** What to produce **
In the lines below, from the line holding "411, 294, 425]" through the line holding "421, 470, 425]", inclusive, swap "candlestick" for "box" and write out only those lines, with nothing else changed.
------------------------------------------------
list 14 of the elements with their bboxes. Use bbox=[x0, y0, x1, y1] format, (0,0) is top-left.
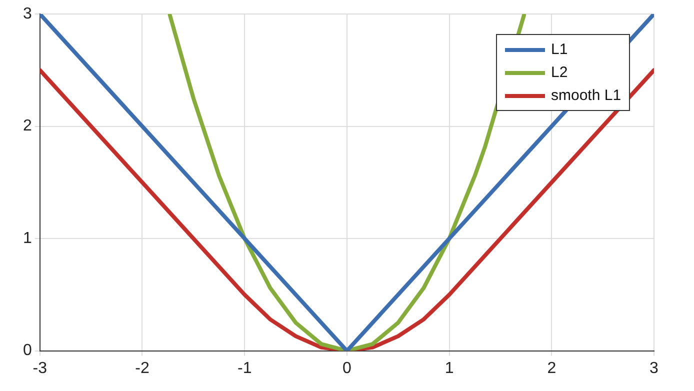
x-tick-label: 0 bbox=[342, 360, 352, 377]
legend-label: smooth L1 bbox=[551, 87, 622, 104]
legend-label: L1 bbox=[551, 41, 568, 58]
y-tick-label: 3 bbox=[22, 5, 32, 22]
x-tick-label: -2 bbox=[135, 360, 150, 377]
y-tick-label: 0 bbox=[22, 342, 32, 360]
y-tick-label: 1 bbox=[22, 230, 32, 247]
y-tick-label: 2 bbox=[22, 118, 32, 135]
x-tick-label: 1 bbox=[444, 360, 454, 377]
legend-label: L2 bbox=[551, 64, 568, 81]
x-tick-label: -1 bbox=[237, 360, 252, 377]
x-tick-label: -3 bbox=[32, 360, 48, 377]
x-tick-label: 2 bbox=[547, 360, 556, 377]
x-tick-label: 3 bbox=[650, 360, 659, 377]
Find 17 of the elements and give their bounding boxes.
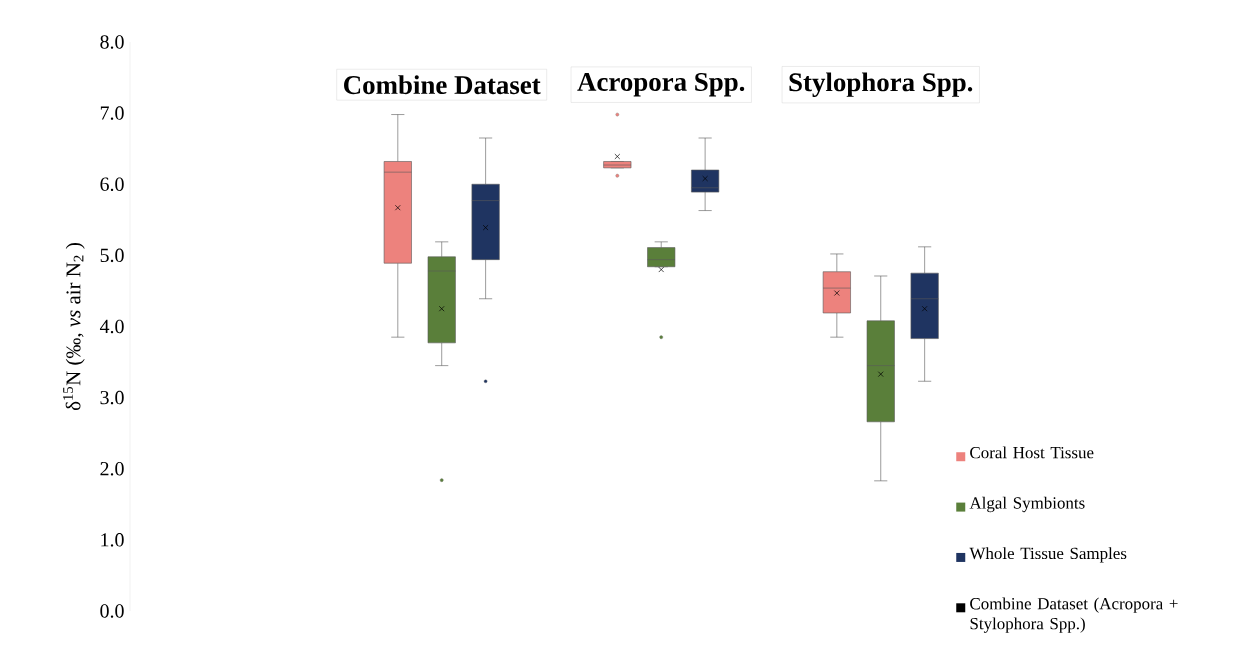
y-tick-label: 6.0 bbox=[100, 177, 124, 192]
legend-label: Algal Symbionts bbox=[969, 496, 1085, 513]
y-tick-label: 4.0 bbox=[99, 319, 124, 334]
y-tick-label: 2.0 bbox=[100, 461, 124, 476]
legend-label: Coral Host Tissue bbox=[970, 446, 1094, 459]
legend-label: Combine Dataset (Acropora + Stylophora Spp.) bbox=[970, 597, 1178, 633]
y-tick-label: 8.0 bbox=[100, 35, 124, 49]
y-tick-label: 3.0 bbox=[100, 390, 124, 405]
y-axis-title: δ$^{15}$N (‰, vs air N$_{2}$ ) bbox=[63, 243, 85, 411]
x-tick-label: Combine Dataset bbox=[344, 75, 541, 95]
y-tick-label: 5.0 bbox=[100, 248, 124, 263]
y-tick-label: 0.0 bbox=[100, 604, 124, 618]
x-tick-label: Stylophora Spp. bbox=[789, 72, 973, 97]
y-tick-label: 7.0 bbox=[100, 106, 124, 120]
x-tick-label: Acropora Spp. bbox=[577, 72, 745, 97]
y-tick-label: 1.0 bbox=[101, 533, 124, 547]
legend-label: Whole Tissue Samples bbox=[969, 547, 1127, 563]
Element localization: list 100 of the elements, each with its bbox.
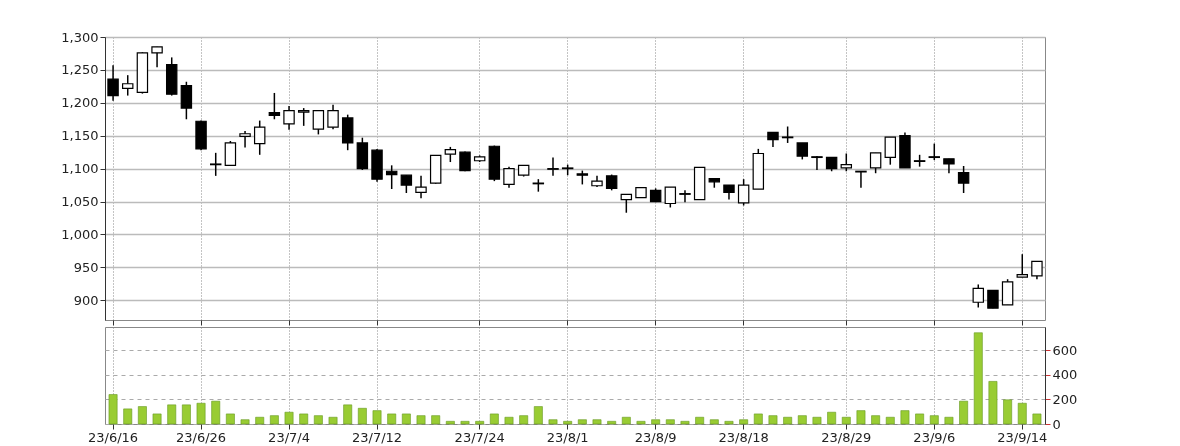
bar	[284, 411, 294, 425]
candlestick	[312, 109, 325, 136]
bar	[489, 413, 499, 425]
bar	[357, 407, 367, 425]
x-tick-label: 23/9/6	[913, 429, 956, 445]
bar	[1032, 413, 1042, 425]
candlestick	[268, 92, 281, 121]
candlestick	[224, 140, 237, 167]
bar	[929, 415, 939, 425]
candlestick	[869, 152, 882, 174]
y-tick-label: 600	[1052, 342, 1078, 358]
y-tick-label: 1,000	[61, 226, 99, 242]
bar	[445, 421, 455, 425]
candlestick	[327, 104, 339, 130]
y-tick-label: 1,250	[61, 62, 99, 78]
bar	[387, 413, 397, 425]
bar	[841, 416, 851, 425]
candlestick	[679, 189, 691, 203]
bar	[783, 416, 793, 425]
bar	[797, 415, 807, 425]
bar	[108, 394, 118, 425]
bar	[739, 419, 749, 425]
candlestick	[209, 152, 222, 177]
bar	[240, 419, 250, 425]
candlestick	[884, 136, 897, 166]
y-tick-label: 400	[1052, 367, 1078, 383]
candlestick	[1001, 278, 1014, 306]
candlestick	[737, 178, 750, 207]
bar	[123, 408, 133, 425]
bar	[533, 406, 543, 425]
candlestick	[503, 165, 515, 189]
candlestick	[180, 81, 193, 121]
bar	[885, 416, 895, 425]
bar	[856, 410, 866, 425]
x-tick-label: 23/8/1	[546, 429, 589, 445]
x-tick-label: 23/8/18	[718, 429, 769, 445]
candlestick	[253, 119, 266, 156]
bar	[680, 421, 690, 425]
candlestick	[664, 186, 677, 209]
y-tick-label: 1,150	[61, 128, 99, 144]
bar	[621, 416, 631, 425]
bar	[460, 421, 470, 425]
x-tick-label: 23/6/16	[88, 429, 139, 445]
x-tick-label: 23/7/12	[351, 429, 403, 445]
candlestick	[957, 165, 970, 194]
bar	[299, 413, 309, 425]
bar	[211, 400, 221, 425]
bar	[871, 415, 881, 425]
bar	[196, 402, 206, 425]
bar	[431, 415, 441, 425]
bar	[988, 381, 998, 425]
bar	[372, 410, 382, 425]
bar	[607, 421, 617, 425]
bar	[563, 421, 573, 425]
candlestick	[811, 155, 823, 171]
bar	[1017, 402, 1027, 425]
candlestick	[283, 105, 295, 131]
bar	[812, 416, 822, 425]
candlestick	[855, 170, 867, 189]
bar	[651, 419, 661, 425]
bar	[181, 404, 191, 425]
bar	[665, 419, 675, 425]
x-tick-label: 23/6/26	[175, 429, 227, 445]
bar	[900, 410, 910, 425]
bar	[152, 413, 162, 425]
bar	[401, 413, 411, 425]
bar	[343, 404, 353, 425]
y-tick-label: 1,050	[61, 194, 99, 210]
bar	[137, 406, 147, 425]
x-tick-label: 23/7/4	[268, 429, 310, 445]
candlestick	[151, 46, 163, 69]
y-tick-label: 950	[73, 259, 99, 275]
candlestick	[239, 130, 251, 149]
y-tick-label: 1,300	[61, 29, 99, 45]
bar	[753, 413, 763, 425]
bar	[255, 416, 265, 425]
bar	[225, 413, 235, 425]
x-tick-label: 23/7/24	[454, 429, 505, 445]
x-tick-label: 23/9/14	[997, 429, 1048, 445]
candlestick	[107, 64, 119, 102]
candlestick	[972, 283, 985, 309]
bar	[636, 421, 646, 425]
candlestick	[1016, 253, 1028, 278]
candlestick	[122, 74, 134, 97]
bar	[475, 421, 485, 425]
bar	[577, 419, 587, 425]
bar	[768, 415, 778, 425]
bar	[416, 415, 426, 425]
y-tick-label: 200	[1052, 391, 1078, 407]
bar	[504, 416, 514, 425]
candlestick	[415, 175, 427, 199]
candlestick	[547, 156, 559, 177]
bar	[519, 415, 529, 425]
y-tick-label: 900	[73, 292, 99, 308]
bar	[313, 415, 323, 425]
bar	[709, 419, 719, 425]
x-tick-label: 23/8/9	[634, 429, 677, 445]
bar	[269, 415, 279, 425]
bar	[167, 404, 177, 425]
bar	[724, 421, 734, 425]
------------------------------------------------
** Solution to this task **
bar	[284, 411, 294, 425]
box	[312, 109, 325, 136]
bar	[489, 413, 499, 425]
bar	[357, 407, 367, 425]
x-tick-label: 23/9/6	[913, 429, 956, 445]
bar	[1032, 413, 1042, 425]
box	[268, 92, 281, 121]
box	[224, 140, 237, 167]
bar	[929, 415, 939, 425]
box	[869, 152, 882, 174]
y-tick-label: 600	[1052, 342, 1078, 358]
y-tick-label: 1,000	[61, 226, 99, 242]
bar	[445, 421, 455, 425]
box	[327, 104, 339, 130]
y-tick-label: 1,250	[61, 62, 99, 78]
bar	[387, 413, 397, 425]
bar	[841, 416, 851, 425]
box	[679, 189, 691, 203]
bar	[783, 416, 793, 425]
bar	[797, 415, 807, 425]
bar	[108, 394, 118, 425]
bar	[739, 419, 749, 425]
box	[209, 152, 222, 177]
bar	[240, 419, 250, 425]
box	[884, 136, 897, 166]
y-tick-label: 400	[1052, 367, 1078, 383]
box	[1001, 278, 1014, 306]
box	[737, 178, 750, 207]
bar	[123, 408, 133, 425]
bar	[533, 406, 543, 425]
box	[503, 165, 515, 189]
box	[180, 81, 193, 121]
bar	[885, 416, 895, 425]
bar	[856, 410, 866, 425]
x-tick-label: 23/8/1	[546, 429, 589, 445]
x-tick-label: 23/8/18	[718, 429, 769, 445]
box	[253, 119, 266, 156]
bar	[680, 421, 690, 425]
box	[664, 186, 677, 209]
y-tick-label: 1,150	[61, 128, 99, 144]
bar	[621, 416, 631, 425]
bar	[460, 421, 470, 425]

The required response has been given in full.